§ **Task brief**:
Return the full listing exactly as it is written.

§ **Provided material**:
___

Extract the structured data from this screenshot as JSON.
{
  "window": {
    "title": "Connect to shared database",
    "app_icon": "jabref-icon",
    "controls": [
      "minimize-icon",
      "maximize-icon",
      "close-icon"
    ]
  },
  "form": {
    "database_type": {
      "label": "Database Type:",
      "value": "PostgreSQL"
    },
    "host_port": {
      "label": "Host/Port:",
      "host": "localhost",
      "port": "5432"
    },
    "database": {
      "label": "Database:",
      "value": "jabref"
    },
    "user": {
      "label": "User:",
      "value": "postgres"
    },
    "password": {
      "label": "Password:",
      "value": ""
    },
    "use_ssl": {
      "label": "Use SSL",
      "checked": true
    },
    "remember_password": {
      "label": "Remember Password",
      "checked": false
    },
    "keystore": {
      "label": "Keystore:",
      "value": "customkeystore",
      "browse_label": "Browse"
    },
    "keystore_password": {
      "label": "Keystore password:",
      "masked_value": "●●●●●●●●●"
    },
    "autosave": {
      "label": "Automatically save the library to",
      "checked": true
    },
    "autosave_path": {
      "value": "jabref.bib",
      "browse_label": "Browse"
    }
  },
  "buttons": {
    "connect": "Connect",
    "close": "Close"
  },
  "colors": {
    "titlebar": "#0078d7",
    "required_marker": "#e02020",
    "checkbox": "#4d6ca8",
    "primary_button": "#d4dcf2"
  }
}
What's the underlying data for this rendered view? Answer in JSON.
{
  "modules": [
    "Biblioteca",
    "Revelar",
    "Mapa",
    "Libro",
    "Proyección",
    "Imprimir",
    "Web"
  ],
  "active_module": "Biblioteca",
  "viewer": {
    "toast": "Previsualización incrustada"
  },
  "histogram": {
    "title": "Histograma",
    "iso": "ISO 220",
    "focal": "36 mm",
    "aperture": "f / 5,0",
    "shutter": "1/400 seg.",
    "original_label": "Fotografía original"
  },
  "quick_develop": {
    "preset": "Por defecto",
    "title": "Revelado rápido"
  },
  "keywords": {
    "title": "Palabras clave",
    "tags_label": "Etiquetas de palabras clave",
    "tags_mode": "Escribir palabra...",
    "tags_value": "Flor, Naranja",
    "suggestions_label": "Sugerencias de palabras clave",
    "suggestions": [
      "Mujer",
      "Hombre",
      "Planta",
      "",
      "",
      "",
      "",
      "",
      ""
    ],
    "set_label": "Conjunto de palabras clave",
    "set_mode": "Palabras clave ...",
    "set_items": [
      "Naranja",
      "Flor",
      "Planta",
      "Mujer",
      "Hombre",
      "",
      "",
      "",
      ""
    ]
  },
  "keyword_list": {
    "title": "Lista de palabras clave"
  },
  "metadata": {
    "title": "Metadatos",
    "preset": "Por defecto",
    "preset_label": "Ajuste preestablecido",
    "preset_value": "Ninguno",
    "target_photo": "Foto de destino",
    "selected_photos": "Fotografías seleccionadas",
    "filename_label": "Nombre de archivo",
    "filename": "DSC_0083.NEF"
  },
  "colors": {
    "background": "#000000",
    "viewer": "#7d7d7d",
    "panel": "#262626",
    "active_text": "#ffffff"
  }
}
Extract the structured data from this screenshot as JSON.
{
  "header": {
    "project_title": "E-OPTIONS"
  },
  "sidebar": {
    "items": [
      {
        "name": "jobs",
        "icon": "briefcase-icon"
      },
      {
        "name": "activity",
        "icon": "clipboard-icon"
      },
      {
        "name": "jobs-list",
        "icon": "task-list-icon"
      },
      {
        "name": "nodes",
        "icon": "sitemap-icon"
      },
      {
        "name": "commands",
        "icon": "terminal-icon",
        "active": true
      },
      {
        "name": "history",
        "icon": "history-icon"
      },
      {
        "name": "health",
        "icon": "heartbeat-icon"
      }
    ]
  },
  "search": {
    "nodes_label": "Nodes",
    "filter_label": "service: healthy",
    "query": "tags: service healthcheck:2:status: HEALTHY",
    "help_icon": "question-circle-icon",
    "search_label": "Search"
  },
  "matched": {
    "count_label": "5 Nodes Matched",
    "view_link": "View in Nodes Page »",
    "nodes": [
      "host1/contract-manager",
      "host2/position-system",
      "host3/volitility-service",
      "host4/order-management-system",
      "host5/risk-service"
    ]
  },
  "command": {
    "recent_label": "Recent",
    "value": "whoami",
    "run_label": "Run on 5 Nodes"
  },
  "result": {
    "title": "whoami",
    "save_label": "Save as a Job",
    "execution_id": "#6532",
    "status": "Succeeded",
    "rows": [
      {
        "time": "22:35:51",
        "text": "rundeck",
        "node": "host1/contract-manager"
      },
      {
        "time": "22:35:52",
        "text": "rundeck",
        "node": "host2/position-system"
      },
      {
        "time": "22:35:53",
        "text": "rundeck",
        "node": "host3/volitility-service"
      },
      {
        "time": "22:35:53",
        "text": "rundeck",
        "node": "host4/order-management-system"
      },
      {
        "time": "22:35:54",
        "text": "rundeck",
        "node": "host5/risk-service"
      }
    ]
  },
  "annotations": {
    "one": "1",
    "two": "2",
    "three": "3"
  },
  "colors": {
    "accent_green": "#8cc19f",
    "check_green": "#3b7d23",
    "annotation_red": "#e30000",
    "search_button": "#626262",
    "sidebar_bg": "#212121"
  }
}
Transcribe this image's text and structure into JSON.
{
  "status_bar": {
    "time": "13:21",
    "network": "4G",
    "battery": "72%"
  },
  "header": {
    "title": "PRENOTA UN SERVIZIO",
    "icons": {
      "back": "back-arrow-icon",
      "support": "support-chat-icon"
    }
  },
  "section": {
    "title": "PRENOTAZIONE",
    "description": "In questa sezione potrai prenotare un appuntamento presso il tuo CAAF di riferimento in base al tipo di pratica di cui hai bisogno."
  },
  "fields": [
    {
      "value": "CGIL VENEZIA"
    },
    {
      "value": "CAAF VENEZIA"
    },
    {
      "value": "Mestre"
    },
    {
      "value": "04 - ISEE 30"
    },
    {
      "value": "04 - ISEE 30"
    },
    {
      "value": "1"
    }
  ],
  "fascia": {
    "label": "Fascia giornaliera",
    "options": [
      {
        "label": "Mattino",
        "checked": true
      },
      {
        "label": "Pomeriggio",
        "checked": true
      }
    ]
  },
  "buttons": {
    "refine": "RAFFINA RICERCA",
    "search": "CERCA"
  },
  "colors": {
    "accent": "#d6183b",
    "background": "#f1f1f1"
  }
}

___

§ **Result for this exercise**:
Extract the structured data from this screenshot as JSON.
{
  "window": {
    "title": "Connect to shared database",
    "app_icon": "jabref-icon",
    "controls": [
      "minimize-icon",
      "maximize-icon",
      "close-icon"
    ]
  },
  "form": {
    "database_type": {
      "label": "Database Type:",
      "value": "PostgreSQL"
    },
    "host_port": {
      "label": "Host/Port:",
      "host": "localhost",
      "port": "5432"
    },
    "database": {
      "label": "Database:",
      "value": "jabref"
    },
    "user": {
      "label": "User:",
      "value": "postgres"
    },
    "password": {
      "label": "Password:",
      "value": ""
    },
    "use_ssl": {
      "label": "Use SSL",
      "checked": true
    },
    "remember_password": {
      "label": "Remember Password",
      "checked": false
    },
    "keystore": {
      "label": "Keystore:",
      "value": "customkeystore",
      "browse_label": "Browse"
    },
    "keystore_password": {
      "label": "Keystore password:",
      "masked_value": "●●●●●●●●●"
    },
    "autosave": {
      "label": "Automatically save the library to",
      "checked": true
    },
    "autosave_path": {
      "value": "jabref.bib",
      "browse_label": "Browse"
    }
  },
  "buttons": {
    "connect": "Connect",
    "close": "Close"
  },
  "colors": {
    "titlebar": "#0078d7",
    "required_marker": "#e02020",
    "checkbox": "#4d6ca8",
    "primary_button": "#d4dcf2"
  }
}
What's the underlying data for this rendered view? Answer in JSON.
{
  "modules": [
    "Biblioteca",
    "Revelar",
    "Mapa",
    "Libro",
    "Proyección",
    "Imprimir",
    "Web"
  ],
  "active_module": "Biblioteca",
  "viewer": {
    "toast": "Previsualización incrustada"
  },
  "histogram": {
    "title": "Histograma",
    "iso": "ISO 220",
    "focal": "36 mm",
    "aperture": "f / 5,0",
    "shutter": "1/400 seg.",
    "original_label": "Fotografía original"
  },
  "quick_develop": {
    "preset": "Por defecto",
    "title": "Revelado rápido"
  },
  "keywords": {
    "title": "Palabras clave",
    "tags_label": "Etiquetas de palabras clave",
    "tags_mode": "Escribir palabra...",
    "tags_value": "Flor, Naranja",
    "suggestions_label": "Sugerencias de palabras clave",
    "suggestions": [
      "Mujer",
      "Hombre",
      "Planta",
      "",
      "",
      "",
      "",
      "",
      ""
    ],
    "set_label": "Conjunto de palabras clave",
    "set_mode": "Palabras clave ...",
    "set_items": [
      "Naranja",
      "Flor",
      "Planta",
      "Mujer",
      "Hombre",
      "",
      "",
      "",
      ""
    ]
  },
  "keyword_list": {
    "title": "Lista de palabras clave"
  },
  "metadata": {
    "title": "Metadatos",
    "preset": "Por defecto",
    "preset_label": "Ajuste preestablecido",
    "preset_value": "Ninguno",
    "target_photo": "Foto de destino",
    "selected_photos": "Fotografías seleccionadas",
    "filename_label": "Nombre de archivo",
    "filename": "DSC_0083.NEF"
  },
  "colors": {
    "background": "#000000",
    "viewer": "#7d7d7d",
    "panel": "#262626",
    "active_text": "#ffffff"
  }
}
Extract the structured data from this screenshot as JSON.
{
  "header": {
    "project_title": "E-OPTIONS"
  },
  "sidebar": {
    "items": [
      {
        "name": "jobs",
        "icon": "briefcase-icon"
      },
      {
        "name": "activity",
        "icon": "clipboard-icon"
      },
      {
        "name": "jobs-list",
        "icon": "task-list-icon"
      },
      {
        "name": "nodes",
        "icon": "sitemap-icon"
      },
      {
        "name": "commands",
        "icon": "terminal-icon",
        "active": true
      },
      {
        "name": "history",
        "icon": "history-icon"
      },
      {
        "name": "health",
        "icon": "heartbeat-icon"
      }
    ]
  },
  "search": {
    "nodes_label": "Nodes",
    "filter_label": "service: healthy",
    "query": "tags: service healthcheck:2:status: HEALTHY",
    "help_icon": "question-circle-icon",
    "search_label": "Search"
  },
  "matched": {
    "count_label": "5 Nodes Matched",
    "view_link": "View in Nodes Page »",
    "nodes": [
      "host1/contract-manager",
      "host2/position-system",
      "host3/volitility-service",
      "host4/order-management-system",
      "host5/risk-service"
    ]
  },
  "command": {
    "recent_label": "Recent",
    "value": "whoami",
    "run_label": "Run on 5 Nodes"
  },
  "result": {
    "title": "whoami",
    "save_label": "Save as a Job",
    "execution_id": "#6532",
    "status": "Succeeded",
    "rows": [
      {
        "time": "22:35:51",
        "text": "rundeck",
        "node": "host1/contract-manager"
      },
      {
        "time": "22:35:52",
        "text": "rundeck",
        "node": "host2/position-system"
      },
      {
        "time": "22:35:53",
        "text": "rundeck",
        "node": "host3/volitility-service"
      },
      {
        "time": "22:35:53",
        "text": "rundeck",
        "node": "host4/order-management-system"
      },
      {
        "time": "22:35:54",
        "text": "rundeck",
        "node": "host5/risk-service"
      }
    ]
  },
  "annotations": {
    "one": "1",
    "two": "2",
    "three": "3"
  },
  "colors": {
    "accent_green": "#8cc19f",
    "check_green": "#3b7d23",
    "annotation_red": "#e30000",
    "search_button": "#626262",
    "sidebar_bg": "#212121"
  }
}
Transcribe this image's text and structure into JSON.
{
  "status_bar": {
    "time": "13:21",
    "network": "4G",
    "battery": "72%"
  },
  "header": {
    "title": "PRENOTA UN SERVIZIO",
    "icons": {
      "back": "back-arrow-icon",
      "support": "support-chat-icon"
    }
  },
  "section": {
    "title": "PRENOTAZIONE",
    "description": "In questa sezione potrai prenotare un appuntamento presso il tuo CAAF di riferimento in base al tipo di pratica di cui hai bisogno."
  },
  "fields": [
    {
      "value": "CGIL VENEZIA"
    },
    {
      "value": "CAAF VENEZIA"
    },
    {
      "value": "Mestre"
    },
    {
      "value": "04 - ISEE 30"
    },
    {
      "value": "04 - ISEE 30"
    },
    {
      "value": "1"
    }
  ],
  "fascia": {
    "label": "Fascia giornaliera",
    "options": [
      {
        "label": "Mattino",
        "checked": true
      },
      {
        "label": "Pomeriggio",
        "checked": true
      }
    ]
  },
  "buttons": {
    "refine": "RAFFINA RICERCA",
    "search": "CERCA"
  },
  "colors": {
    "accent": "#d6183b",
    "background": "#f1f1f1"
  }
}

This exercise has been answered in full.